EXERCISE:
Please copy all the lines that follow, word for word.

EXTRACTED ENTRIES:
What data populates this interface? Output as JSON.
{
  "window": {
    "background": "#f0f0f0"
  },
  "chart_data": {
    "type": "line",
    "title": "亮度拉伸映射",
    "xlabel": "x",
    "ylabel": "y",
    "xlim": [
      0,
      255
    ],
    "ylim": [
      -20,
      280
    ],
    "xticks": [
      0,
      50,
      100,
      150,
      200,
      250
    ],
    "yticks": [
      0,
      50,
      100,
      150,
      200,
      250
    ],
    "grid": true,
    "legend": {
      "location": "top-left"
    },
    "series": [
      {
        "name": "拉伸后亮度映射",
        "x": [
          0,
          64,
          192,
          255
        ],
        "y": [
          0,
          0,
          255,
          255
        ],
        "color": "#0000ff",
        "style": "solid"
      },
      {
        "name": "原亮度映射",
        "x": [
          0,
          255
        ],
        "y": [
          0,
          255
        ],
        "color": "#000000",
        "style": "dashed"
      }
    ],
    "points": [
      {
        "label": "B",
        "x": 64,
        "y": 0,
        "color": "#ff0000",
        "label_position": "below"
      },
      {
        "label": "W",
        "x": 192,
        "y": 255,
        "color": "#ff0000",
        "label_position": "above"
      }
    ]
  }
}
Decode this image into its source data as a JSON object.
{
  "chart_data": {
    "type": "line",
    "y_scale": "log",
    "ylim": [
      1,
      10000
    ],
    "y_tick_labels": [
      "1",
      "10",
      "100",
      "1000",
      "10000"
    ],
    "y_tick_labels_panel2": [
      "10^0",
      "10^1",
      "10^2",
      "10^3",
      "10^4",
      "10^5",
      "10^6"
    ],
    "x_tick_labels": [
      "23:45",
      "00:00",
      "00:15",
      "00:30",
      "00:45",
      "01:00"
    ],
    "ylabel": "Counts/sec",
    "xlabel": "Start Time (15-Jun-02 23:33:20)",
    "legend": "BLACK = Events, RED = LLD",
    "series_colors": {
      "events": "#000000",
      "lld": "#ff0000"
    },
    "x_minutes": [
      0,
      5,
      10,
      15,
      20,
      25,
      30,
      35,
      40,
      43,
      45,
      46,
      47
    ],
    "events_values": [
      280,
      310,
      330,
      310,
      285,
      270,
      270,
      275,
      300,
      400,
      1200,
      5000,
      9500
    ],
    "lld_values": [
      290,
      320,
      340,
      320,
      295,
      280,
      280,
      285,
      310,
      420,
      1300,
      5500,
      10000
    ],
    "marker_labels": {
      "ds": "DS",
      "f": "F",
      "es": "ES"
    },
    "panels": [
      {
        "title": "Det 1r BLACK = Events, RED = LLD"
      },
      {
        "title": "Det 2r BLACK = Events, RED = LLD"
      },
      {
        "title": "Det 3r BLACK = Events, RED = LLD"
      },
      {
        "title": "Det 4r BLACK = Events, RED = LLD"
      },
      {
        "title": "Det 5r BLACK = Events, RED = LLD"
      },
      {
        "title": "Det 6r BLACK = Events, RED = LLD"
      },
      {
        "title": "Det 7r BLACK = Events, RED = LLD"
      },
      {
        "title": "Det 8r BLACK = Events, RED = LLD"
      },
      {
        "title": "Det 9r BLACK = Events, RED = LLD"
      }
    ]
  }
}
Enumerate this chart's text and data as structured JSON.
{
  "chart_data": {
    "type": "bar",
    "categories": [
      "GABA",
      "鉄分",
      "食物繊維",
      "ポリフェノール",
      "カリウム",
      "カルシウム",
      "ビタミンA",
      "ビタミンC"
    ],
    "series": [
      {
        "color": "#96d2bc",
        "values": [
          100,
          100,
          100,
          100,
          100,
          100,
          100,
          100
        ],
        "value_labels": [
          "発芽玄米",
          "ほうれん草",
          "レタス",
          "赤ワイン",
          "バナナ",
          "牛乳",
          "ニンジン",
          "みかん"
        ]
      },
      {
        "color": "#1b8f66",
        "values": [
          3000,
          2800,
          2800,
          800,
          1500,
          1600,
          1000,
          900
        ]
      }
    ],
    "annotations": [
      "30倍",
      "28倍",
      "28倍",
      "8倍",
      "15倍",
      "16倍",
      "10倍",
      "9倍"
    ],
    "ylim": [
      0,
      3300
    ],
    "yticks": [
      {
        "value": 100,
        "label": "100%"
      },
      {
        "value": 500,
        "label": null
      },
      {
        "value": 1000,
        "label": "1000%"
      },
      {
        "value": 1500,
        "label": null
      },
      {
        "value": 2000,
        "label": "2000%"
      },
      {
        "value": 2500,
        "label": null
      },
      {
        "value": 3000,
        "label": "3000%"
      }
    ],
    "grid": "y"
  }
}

TASK OUTPUT:
What data populates this interface? Output as JSON.
{
  "window": {
    "background": "#f0f0f0"
  },
  "chart_data": {
    "type": "line",
    "title": "亮度拉伸映射",
    "xlabel": "x",
    "ylabel": "y",
    "xlim": [
      0,
      255
    ],
    "ylim": [
      -20,
      280
    ],
    "xticks": [
      0,
      50,
      100,
      150,
      200,
      250
    ],
    "yticks": [
      0,
      50,
      100,
      150,
      200,
      250
    ],
    "grid": true,
    "legend": {
      "location": "top-left"
    },
    "series": [
      {
        "name": "拉伸后亮度映射",
        "x": [
          0,
          64,
          192,
          255
        ],
        "y": [
          0,
          0,
          255,
          255
        ],
        "color": "#0000ff",
        "style": "solid"
      },
      {
        "name": "原亮度映射",
        "x": [
          0,
          255
        ],
        "y": [
          0,
          255
        ],
        "color": "#000000",
        "style": "dashed"
      }
    ],
    "points": [
      {
        "label": "B",
        "x": 64,
        "y": 0,
        "color": "#ff0000",
        "label_position": "below"
      },
      {
        "label": "W",
        "x": 192,
        "y": 255,
        "color": "#ff0000",
        "label_position": "above"
      }
    ]
  }
}
Decode this image into its source data as a JSON object.
{
  "chart_data": {
    "type": "line",
    "y_scale": "log",
    "ylim": [
      1,
      10000
    ],
    "y_tick_labels": [
      "1",
      "10",
      "100",
      "1000",
      "10000"
    ],
    "y_tick_labels_panel2": [
      "10^0",
      "10^1",
      "10^2",
      "10^3",
      "10^4",
      "10^5",
      "10^6"
    ],
    "x_tick_labels": [
      "23:45",
      "00:00",
      "00:15",
      "00:30",
      "00:45",
      "01:00"
    ],
    "ylabel": "Counts/sec",
    "xlabel": "Start Time (15-Jun-02 23:33:20)",
    "legend": "BLACK = Events, RED = LLD",
    "series_colors": {
      "events": "#000000",
      "lld": "#ff0000"
    },
    "x_minutes": [
      0,
      5,
      10,
      15,
      20,
      25,
      30,
      35,
      40,
      43,
      45,
      46,
      47
    ],
    "events_values": [
      280,
      310,
      330,
      310,
      285,
      270,
      270,
      275,
      300,
      400,
      1200,
      5000,
      9500
    ],
    "lld_values": [
      290,
      320,
      340,
      320,
      295,
      280,
      280,
      285,
      310,
      420,
      1300,
      5500,
      10000
    ],
    "marker_labels": {
      "ds": "DS",
      "f": "F",
      "es": "ES"
    },
    "panels": [
      {
        "title": "Det 1r BLACK = Events, RED = LLD"
      },
      {
        "title": "Det 2r BLACK = Events, RED = LLD"
      },
      {
        "title": "Det 3r BLACK = Events, RED = LLD"
      },
      {
        "title": "Det 4r BLACK = Events, RED = LLD"
      },
      {
        "title": "Det 5r BLACK = Events, RED = LLD"
      },
      {
        "title": "Det 6r BLACK = Events, RED = LLD"
      },
      {
        "title": "Det 7r BLACK = Events, RED = LLD"
      },
      {
        "title": "Det 8r BLACK = Events, RED = LLD"
      },
      {
        "title": "Det 9r BLACK = Events, RED = LLD"
      }
    ]
  }
}
Enumerate this chart's text and data as structured JSON.
{
  "chart_data": {
    "type": "bar",
    "categories": [
      "GABA",
      "鉄分",
      "食物繊維",
      "ポリフェノール",
      "カリウム",
      "カルシウム",
      "ビタミンA",
      "ビタミンC"
    ],
    "series": [
      {
        "color": "#96d2bc",
        "values": [
          100,
          100,
          100,
          100,
          100,
          100,
          100,
          100
        ],
        "value_labels": [
          "発芽玄米",
          "ほうれん草",
          "レタス",
          "赤ワイン",
          "バナナ",
          "牛乳",
          "ニンジン",
          "みかん"
        ]
      },
      {
        "color": "#1b8f66",
        "values": [
          3000,
          2800,
          2800,
          800,
          1500,
          1600,
          1000,
          900
        ]
      }
    ],
    "annotations": [
      "30倍",
      "28倍",
      "28倍",
      "8倍",
      "15倍",
      "16倍",
      "10倍",
      "9倍"
    ],
    "ylim": [
      0,
      3300
    ],
    "yticks": [
      {
        "value": 100,
        "label": "100%"
      },
      {
        "value": 500,
        "label": null
      },
      {
        "value": 1000,
        "label": "1000%"
      },
      {
        "value": 1500,
        "label": null
      },
      {
        "value": 2000,
        "label": "2000%"
      },
      {
        "value": 2500,
        "label": null
      },
      {
        "value": 3000,
        "label": "3000%"
      }
    ],
    "grid": "y"
  }
}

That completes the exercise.